* **Problem details**
Return the listing below verbatim. Pictures do not belong in the copy.
····················
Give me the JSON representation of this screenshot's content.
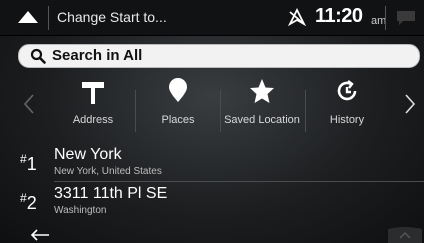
{
  "header": {
    "title": "Change Start to...",
    "time": "11:20",
    "ampm": "am"
  },
  "search": {
    "label": "Search in All"
  },
  "categories": [
    {
      "label": "Address",
      "icon": "signpost-icon"
    },
    {
      "label": "Places",
      "icon": "pin-icon"
    },
    {
      "label": "Saved Location",
      "icon": "star-icon"
    },
    {
      "label": "History",
      "icon": "history-icon"
    }
  ],
  "results": [
    {
      "rank": "1",
      "name": "New York",
      "detail": "New York, United States"
    },
    {
      "rank": "2",
      "name": "3311 11th Pl SE",
      "detail": "Washington"
    }
  ],
  "colors": {
    "background": "#2a2c2e",
    "topbar": "#111213",
    "search_field": "#f2f2f2"
  }
}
····················
* **The reply**
Give me the JSON representation of this screenshot's content.
{
  "header": {
    "title": "Change Start to...",
    "time": "11:20",
    "ampm": "am"
  },
  "search": {
    "label": "Search in All"
  },
  "categories": [
    {
      "label": "Address",
      "icon": "signpost-icon"
    },
    {
      "label": "Places",
      "icon": "pin-icon"
    },
    {
      "label": "Saved Location",
      "icon": "star-icon"
    },
    {
      "label": "History",
      "icon": "history-icon"
    }
  ],
  "results": [
    {
      "rank": "1",
      "name": "New York",
      "detail": "New York, United States"
    },
    {
      "rank": "2",
      "name": "3311 11th Pl SE",
      "detail": "Washington"
    }
  ],
  "colors": {
    "background": "#2a2c2e",
    "topbar": "#111213",
    "search_field": "#f2f2f2"
  }
}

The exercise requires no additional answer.